*WHAT YOU HAVE TO DO*.
Give the count of lines that include the string "title". Add nothing to it.

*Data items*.
━━━━━━
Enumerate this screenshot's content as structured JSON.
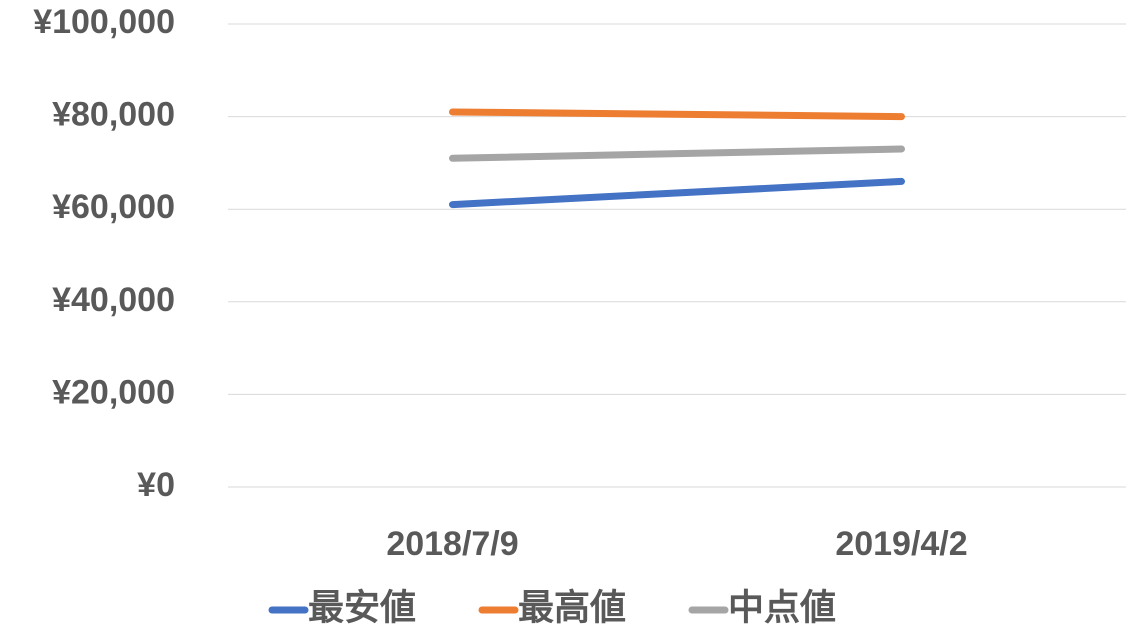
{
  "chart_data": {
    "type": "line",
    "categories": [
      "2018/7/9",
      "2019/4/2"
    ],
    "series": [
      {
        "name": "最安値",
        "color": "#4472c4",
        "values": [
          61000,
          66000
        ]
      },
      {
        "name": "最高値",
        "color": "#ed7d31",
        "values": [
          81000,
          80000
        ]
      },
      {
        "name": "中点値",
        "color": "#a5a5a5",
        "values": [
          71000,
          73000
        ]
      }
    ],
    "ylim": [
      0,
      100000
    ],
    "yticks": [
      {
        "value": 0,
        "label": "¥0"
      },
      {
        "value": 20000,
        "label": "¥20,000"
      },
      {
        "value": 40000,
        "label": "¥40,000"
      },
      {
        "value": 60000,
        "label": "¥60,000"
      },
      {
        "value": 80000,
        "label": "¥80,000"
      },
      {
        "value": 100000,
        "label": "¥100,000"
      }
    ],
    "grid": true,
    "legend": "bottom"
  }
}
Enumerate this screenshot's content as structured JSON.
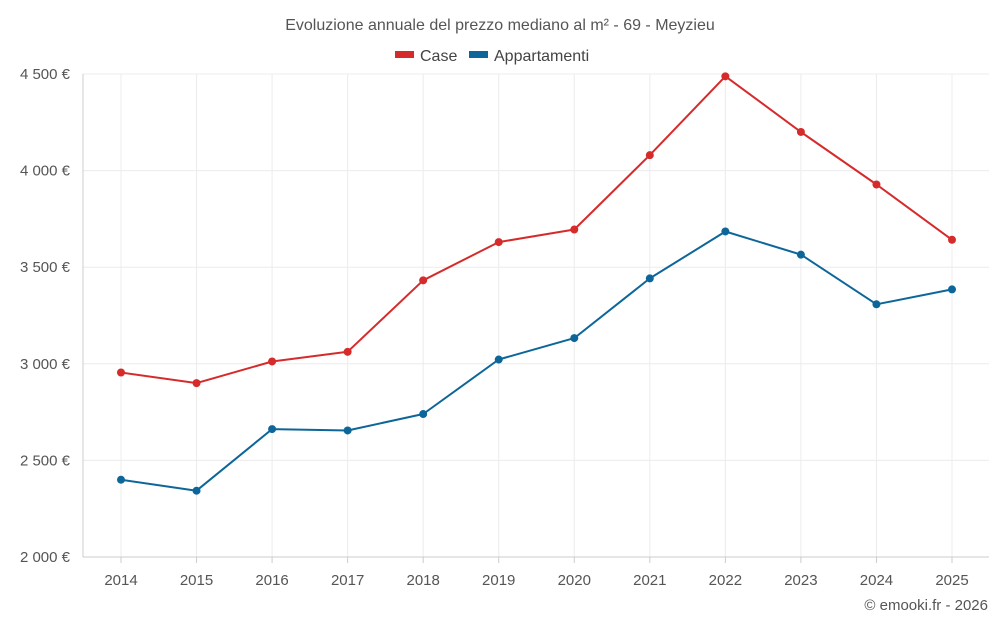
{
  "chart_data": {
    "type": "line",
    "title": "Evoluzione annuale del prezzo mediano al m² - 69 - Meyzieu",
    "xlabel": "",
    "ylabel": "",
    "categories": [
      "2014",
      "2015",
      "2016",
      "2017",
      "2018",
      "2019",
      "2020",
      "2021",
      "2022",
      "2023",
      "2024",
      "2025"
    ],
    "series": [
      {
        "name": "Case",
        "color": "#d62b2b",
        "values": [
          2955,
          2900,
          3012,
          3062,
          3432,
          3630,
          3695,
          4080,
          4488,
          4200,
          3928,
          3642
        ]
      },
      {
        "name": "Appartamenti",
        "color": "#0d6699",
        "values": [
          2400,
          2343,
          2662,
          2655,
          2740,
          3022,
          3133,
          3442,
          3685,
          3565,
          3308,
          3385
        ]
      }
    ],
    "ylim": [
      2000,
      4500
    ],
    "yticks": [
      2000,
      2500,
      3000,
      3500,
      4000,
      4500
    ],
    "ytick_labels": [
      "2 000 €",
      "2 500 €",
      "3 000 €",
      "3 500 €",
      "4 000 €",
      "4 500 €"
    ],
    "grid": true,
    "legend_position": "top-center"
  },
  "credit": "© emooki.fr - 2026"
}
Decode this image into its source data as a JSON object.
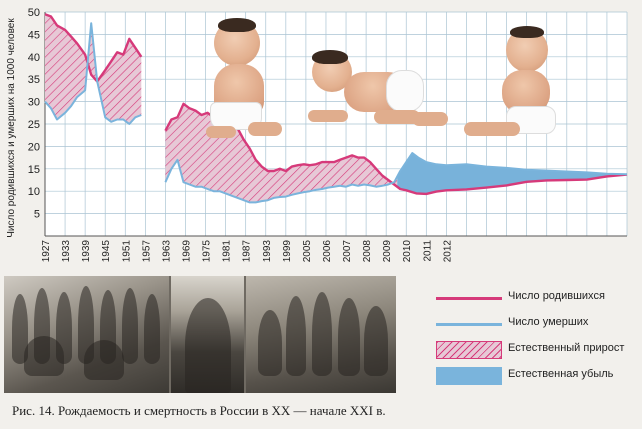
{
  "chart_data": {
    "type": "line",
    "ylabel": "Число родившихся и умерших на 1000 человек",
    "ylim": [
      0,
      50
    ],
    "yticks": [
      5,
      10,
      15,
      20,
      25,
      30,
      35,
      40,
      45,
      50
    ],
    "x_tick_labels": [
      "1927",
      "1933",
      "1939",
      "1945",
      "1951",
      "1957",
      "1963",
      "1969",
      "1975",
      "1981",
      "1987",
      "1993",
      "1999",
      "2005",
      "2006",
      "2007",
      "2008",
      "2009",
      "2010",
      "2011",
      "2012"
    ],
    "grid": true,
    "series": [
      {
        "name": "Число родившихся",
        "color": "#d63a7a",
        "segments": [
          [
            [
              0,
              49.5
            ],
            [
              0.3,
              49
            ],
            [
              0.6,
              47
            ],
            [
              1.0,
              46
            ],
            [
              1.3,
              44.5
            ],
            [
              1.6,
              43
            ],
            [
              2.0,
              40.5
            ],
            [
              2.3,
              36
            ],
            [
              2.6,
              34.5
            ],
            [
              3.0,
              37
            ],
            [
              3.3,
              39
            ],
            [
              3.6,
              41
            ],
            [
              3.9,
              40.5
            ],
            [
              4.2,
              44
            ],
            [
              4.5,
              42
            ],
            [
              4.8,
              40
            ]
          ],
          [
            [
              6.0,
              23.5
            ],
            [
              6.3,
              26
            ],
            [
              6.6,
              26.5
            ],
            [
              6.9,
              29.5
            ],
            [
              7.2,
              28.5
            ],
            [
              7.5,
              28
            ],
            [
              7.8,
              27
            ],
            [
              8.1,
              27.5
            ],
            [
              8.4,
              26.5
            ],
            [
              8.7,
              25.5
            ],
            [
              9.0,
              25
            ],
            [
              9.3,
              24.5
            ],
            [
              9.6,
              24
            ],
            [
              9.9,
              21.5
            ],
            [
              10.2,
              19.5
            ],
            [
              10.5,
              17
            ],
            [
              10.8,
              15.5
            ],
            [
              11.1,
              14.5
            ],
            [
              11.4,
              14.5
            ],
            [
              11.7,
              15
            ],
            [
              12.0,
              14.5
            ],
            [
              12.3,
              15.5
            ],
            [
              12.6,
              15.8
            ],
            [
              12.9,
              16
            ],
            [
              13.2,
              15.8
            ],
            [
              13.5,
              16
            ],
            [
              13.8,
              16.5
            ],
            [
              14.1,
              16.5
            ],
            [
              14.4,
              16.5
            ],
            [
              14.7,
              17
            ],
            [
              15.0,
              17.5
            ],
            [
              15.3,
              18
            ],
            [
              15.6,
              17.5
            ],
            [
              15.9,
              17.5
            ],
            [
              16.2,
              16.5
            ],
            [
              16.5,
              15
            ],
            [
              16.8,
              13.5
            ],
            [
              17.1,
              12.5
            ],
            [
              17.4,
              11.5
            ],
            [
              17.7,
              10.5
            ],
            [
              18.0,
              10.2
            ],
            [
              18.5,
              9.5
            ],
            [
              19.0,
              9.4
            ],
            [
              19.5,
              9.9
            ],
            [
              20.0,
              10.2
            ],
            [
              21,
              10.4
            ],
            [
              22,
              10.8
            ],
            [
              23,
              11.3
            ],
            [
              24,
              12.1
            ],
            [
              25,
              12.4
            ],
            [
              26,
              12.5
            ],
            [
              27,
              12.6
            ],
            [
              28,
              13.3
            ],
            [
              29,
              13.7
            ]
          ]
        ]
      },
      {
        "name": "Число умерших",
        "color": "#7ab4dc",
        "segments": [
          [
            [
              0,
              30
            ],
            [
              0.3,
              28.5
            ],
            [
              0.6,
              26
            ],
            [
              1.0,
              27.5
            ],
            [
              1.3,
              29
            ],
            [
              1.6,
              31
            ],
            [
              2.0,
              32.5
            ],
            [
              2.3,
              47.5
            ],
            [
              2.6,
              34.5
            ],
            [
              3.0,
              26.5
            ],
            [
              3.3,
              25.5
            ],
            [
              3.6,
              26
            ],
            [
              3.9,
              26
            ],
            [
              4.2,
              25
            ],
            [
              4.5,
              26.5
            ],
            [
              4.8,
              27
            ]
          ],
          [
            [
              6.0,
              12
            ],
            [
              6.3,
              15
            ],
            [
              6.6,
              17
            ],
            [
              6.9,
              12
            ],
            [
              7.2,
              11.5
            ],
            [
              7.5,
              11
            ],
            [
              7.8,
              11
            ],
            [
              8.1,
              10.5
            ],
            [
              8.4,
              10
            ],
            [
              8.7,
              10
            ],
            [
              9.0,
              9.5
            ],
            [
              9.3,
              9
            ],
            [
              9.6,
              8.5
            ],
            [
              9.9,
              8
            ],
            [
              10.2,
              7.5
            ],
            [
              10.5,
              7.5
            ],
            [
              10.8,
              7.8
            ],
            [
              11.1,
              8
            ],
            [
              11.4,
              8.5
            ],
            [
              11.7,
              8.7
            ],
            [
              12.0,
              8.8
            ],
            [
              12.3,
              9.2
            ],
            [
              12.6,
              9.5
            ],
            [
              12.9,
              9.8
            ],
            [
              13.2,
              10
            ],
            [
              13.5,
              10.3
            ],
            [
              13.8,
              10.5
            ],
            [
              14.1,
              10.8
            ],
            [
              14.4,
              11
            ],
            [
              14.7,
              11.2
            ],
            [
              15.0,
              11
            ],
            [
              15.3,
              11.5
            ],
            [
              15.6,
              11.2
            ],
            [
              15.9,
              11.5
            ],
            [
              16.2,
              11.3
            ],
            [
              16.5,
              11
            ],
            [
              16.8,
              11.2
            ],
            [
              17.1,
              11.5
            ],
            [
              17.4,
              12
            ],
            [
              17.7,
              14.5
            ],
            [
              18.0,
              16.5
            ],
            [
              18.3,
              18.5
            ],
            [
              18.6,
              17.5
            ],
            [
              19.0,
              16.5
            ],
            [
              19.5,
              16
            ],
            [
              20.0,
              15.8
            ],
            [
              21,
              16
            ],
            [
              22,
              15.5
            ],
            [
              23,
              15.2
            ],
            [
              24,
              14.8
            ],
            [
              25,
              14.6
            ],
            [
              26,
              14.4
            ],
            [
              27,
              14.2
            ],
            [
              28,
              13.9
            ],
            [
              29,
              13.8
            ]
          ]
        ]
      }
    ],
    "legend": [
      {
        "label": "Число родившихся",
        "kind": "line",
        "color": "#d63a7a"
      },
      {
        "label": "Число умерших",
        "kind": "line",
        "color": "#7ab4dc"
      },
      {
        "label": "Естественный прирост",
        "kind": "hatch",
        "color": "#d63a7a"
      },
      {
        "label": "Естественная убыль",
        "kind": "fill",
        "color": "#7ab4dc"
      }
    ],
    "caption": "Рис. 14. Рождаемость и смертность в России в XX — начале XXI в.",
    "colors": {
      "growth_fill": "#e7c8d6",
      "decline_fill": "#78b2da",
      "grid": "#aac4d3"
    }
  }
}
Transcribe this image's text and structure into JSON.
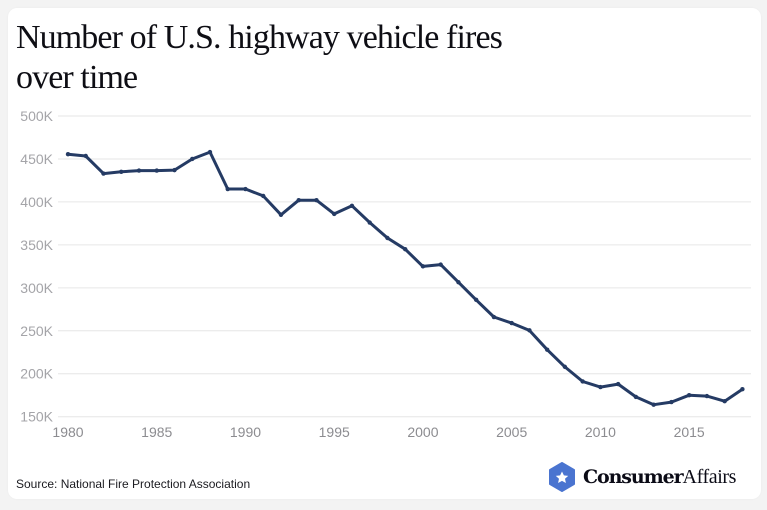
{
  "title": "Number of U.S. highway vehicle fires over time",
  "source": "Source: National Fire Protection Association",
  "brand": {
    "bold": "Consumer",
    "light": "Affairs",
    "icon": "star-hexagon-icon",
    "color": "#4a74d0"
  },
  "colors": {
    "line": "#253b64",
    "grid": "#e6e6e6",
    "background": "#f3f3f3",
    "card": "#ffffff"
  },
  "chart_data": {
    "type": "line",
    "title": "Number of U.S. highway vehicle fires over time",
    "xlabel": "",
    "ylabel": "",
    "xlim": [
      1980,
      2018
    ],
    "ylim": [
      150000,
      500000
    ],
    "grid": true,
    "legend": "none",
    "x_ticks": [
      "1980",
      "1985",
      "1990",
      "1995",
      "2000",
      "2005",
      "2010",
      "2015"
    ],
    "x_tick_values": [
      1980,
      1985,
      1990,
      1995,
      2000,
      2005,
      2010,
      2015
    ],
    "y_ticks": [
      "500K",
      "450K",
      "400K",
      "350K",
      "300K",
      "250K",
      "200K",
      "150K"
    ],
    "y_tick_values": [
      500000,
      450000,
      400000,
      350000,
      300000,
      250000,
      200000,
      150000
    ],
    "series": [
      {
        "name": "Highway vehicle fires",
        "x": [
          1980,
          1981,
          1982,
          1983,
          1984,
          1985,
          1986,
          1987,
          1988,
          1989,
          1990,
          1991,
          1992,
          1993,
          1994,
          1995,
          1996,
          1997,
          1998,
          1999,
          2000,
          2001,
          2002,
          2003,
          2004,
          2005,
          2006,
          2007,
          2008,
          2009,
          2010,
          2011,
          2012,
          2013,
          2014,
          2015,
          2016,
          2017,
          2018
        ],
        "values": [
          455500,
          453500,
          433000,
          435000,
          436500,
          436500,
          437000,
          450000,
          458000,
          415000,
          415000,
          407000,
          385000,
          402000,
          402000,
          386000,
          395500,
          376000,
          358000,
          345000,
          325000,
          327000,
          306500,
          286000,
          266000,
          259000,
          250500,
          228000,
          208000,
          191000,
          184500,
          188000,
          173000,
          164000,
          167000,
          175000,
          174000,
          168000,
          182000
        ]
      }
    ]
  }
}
━━━━━━
*TASK RESPONSE*.
3